* _RECORD LIST_:
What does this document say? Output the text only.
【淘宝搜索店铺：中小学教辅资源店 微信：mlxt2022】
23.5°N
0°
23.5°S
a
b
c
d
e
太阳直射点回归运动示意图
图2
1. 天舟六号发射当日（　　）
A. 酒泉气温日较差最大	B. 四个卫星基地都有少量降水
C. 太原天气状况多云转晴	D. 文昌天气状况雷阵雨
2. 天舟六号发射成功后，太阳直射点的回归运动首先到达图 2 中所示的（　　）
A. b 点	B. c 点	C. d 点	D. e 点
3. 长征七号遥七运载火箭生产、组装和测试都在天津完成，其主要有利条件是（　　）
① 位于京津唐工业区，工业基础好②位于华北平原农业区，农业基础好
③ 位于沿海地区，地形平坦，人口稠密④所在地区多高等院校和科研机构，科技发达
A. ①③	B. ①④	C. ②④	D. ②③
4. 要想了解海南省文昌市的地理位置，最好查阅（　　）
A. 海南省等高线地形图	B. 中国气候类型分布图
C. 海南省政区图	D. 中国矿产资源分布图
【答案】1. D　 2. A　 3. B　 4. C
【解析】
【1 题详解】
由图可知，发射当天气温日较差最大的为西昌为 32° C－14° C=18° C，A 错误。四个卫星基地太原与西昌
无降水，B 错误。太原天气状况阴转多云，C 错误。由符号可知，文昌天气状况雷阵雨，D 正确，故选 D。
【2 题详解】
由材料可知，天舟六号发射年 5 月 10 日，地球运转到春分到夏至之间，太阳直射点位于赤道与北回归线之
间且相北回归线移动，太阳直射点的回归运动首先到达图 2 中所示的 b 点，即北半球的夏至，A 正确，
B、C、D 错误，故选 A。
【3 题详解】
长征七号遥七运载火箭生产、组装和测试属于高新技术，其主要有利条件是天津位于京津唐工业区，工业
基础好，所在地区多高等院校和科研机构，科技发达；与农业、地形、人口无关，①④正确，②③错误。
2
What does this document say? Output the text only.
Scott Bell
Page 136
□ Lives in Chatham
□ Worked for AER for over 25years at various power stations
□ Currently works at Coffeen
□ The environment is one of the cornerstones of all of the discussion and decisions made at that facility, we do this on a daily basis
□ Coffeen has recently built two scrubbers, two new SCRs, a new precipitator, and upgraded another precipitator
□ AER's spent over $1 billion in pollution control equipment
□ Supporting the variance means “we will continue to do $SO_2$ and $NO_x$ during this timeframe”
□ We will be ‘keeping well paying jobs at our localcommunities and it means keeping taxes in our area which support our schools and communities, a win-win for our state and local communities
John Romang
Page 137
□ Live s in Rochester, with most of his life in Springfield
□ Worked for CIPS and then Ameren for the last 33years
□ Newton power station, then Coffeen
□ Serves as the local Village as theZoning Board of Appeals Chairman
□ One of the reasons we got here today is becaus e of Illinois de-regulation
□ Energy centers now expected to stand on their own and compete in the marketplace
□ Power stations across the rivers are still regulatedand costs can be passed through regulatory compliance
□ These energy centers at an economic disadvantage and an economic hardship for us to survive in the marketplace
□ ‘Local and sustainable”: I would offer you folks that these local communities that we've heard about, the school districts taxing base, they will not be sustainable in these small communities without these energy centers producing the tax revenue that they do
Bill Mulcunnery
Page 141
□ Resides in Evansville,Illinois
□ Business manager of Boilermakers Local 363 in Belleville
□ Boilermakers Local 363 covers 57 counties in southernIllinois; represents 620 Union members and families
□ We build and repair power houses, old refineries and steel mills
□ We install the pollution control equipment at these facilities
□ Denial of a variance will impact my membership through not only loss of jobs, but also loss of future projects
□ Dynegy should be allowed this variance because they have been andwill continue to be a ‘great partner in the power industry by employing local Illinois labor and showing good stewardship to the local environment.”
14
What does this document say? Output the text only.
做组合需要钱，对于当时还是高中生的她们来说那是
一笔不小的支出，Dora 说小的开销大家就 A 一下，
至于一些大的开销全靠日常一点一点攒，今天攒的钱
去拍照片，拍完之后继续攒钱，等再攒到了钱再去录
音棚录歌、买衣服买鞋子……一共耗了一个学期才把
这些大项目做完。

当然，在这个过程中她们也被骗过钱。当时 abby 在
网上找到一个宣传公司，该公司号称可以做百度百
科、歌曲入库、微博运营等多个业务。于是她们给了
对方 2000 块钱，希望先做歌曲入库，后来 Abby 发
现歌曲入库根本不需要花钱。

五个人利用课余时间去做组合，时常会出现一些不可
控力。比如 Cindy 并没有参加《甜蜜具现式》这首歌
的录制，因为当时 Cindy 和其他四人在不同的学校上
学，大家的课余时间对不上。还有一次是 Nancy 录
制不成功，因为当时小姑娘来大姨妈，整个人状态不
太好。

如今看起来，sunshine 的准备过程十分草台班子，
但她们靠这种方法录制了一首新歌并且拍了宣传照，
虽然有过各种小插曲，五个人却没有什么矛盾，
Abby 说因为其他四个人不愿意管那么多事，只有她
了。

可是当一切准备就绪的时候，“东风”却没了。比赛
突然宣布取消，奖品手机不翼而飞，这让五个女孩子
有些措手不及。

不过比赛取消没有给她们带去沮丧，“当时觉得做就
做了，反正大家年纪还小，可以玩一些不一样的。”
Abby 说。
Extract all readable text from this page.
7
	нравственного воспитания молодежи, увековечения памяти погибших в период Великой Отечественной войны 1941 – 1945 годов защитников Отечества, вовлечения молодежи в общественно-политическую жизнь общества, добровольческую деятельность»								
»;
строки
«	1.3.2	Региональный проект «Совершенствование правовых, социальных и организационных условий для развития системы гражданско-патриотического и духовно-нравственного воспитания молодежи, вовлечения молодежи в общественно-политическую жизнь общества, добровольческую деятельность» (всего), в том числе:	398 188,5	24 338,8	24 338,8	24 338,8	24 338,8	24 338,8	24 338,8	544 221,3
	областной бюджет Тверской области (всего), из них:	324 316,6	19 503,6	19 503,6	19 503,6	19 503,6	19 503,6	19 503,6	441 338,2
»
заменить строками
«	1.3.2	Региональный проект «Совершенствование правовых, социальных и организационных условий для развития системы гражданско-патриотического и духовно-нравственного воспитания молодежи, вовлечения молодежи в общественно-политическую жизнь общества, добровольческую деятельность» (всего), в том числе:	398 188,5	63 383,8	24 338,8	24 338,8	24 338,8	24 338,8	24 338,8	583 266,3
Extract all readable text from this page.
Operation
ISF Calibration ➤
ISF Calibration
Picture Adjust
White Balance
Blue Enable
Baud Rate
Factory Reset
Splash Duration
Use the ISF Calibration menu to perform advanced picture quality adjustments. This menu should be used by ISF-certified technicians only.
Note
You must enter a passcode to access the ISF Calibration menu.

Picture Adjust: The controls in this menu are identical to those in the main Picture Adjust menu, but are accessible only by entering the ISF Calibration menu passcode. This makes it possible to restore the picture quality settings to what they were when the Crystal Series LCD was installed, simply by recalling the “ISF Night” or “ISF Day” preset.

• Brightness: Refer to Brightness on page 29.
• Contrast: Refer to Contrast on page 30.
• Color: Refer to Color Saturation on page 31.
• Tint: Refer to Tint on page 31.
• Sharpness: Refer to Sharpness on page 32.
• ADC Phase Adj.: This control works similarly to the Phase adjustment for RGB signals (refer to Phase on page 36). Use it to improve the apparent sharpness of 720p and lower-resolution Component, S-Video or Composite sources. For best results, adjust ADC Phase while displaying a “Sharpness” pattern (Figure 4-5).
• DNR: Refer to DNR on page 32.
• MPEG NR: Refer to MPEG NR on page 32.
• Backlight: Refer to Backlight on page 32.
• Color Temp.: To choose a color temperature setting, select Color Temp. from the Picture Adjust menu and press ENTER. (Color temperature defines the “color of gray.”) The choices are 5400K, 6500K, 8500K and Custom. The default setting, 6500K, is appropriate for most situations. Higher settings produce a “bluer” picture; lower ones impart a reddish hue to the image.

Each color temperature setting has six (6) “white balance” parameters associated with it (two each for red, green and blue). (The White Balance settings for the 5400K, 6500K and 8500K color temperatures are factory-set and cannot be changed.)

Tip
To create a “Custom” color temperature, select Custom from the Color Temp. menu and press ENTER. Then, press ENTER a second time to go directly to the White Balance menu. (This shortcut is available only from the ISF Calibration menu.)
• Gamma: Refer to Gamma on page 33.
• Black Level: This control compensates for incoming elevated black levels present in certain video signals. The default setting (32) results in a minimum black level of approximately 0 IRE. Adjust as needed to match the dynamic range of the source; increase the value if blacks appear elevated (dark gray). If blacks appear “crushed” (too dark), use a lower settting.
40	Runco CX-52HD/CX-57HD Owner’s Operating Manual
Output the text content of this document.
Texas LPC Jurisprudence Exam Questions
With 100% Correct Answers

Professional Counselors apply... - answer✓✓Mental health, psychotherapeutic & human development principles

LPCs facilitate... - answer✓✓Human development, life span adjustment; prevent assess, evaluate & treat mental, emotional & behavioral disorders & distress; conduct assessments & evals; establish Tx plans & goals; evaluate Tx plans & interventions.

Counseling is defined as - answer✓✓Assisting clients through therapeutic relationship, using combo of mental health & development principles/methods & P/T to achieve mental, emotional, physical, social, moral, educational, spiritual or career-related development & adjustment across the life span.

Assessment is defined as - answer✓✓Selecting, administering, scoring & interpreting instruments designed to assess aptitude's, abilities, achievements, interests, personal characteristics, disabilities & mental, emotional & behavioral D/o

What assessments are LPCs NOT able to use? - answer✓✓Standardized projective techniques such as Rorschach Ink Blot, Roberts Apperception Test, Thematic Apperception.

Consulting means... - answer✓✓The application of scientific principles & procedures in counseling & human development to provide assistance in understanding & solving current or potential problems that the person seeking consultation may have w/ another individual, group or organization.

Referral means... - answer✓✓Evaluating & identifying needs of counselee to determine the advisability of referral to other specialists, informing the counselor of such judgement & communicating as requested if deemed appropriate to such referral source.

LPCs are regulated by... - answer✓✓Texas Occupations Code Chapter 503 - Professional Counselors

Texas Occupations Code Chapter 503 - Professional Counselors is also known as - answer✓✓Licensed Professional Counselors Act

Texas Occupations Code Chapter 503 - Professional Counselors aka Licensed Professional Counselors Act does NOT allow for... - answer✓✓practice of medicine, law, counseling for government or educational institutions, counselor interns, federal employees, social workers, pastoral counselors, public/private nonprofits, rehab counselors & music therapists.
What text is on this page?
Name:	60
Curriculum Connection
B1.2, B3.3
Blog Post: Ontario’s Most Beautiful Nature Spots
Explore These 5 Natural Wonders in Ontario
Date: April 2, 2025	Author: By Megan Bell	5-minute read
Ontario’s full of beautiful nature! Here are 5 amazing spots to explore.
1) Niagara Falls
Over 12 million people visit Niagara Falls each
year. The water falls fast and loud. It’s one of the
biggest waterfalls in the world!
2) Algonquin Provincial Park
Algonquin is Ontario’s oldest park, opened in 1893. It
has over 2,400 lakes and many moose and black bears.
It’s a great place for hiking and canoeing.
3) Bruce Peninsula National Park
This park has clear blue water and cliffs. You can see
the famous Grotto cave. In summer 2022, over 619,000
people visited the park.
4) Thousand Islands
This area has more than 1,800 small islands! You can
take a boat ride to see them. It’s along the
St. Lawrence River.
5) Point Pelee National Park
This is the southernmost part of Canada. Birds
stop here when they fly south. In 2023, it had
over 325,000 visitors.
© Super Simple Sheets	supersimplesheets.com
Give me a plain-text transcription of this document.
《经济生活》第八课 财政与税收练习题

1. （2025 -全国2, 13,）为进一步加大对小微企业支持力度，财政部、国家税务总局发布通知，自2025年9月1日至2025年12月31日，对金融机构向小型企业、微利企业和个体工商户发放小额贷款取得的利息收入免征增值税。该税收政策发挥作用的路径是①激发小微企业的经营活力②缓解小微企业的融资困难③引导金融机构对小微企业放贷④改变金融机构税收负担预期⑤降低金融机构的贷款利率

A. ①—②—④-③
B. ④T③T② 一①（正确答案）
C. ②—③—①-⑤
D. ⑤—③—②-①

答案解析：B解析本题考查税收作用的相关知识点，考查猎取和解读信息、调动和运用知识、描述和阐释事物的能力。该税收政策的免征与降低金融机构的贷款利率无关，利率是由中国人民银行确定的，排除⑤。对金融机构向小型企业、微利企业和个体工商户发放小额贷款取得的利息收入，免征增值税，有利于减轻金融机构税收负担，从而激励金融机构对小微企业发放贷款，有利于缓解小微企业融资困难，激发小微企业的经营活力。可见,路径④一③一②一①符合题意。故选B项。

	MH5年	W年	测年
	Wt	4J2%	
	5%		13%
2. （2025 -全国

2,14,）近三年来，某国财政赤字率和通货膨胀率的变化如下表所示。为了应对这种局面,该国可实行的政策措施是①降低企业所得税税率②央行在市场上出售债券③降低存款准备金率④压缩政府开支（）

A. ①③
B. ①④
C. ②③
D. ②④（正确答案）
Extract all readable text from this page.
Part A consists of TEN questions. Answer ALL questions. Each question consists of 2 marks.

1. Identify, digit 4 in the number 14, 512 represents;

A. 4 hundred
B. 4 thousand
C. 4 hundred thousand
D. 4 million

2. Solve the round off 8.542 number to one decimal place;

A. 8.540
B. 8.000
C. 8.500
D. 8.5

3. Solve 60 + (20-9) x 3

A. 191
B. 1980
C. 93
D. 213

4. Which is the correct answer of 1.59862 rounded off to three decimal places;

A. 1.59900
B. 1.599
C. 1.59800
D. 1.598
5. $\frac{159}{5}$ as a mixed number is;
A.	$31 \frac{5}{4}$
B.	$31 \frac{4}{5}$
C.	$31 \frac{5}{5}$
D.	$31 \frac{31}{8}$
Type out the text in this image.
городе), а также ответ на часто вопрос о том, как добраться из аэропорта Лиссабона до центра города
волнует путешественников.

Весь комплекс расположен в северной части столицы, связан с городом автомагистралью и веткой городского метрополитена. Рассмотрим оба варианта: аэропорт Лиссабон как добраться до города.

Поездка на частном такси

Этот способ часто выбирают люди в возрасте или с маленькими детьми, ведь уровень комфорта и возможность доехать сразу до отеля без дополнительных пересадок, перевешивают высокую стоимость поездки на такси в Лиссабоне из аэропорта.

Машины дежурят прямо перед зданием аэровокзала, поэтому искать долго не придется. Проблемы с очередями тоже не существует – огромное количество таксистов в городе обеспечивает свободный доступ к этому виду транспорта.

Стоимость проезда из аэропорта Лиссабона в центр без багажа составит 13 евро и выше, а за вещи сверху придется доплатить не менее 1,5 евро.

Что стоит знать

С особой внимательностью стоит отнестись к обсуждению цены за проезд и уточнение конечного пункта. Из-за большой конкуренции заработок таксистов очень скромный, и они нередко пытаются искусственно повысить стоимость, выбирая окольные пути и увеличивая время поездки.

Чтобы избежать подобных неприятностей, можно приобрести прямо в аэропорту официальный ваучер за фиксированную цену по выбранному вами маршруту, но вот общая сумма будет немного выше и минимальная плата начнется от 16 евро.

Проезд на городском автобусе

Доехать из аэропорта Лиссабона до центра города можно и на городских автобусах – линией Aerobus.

* _PROBLEM TO WORK ON_: Identify the lines in the entries above that contain "frac", then copy them out.

* _EXERCISE ANSWER_:
5. $\frac{159}{5}$ as a mixed number is;
A.	$31 \frac{5}{4}$
B.	$31 \frac{4}{5}$
C.	$31 \frac{5}{5}$
D.	$31 \frac{31}{8}$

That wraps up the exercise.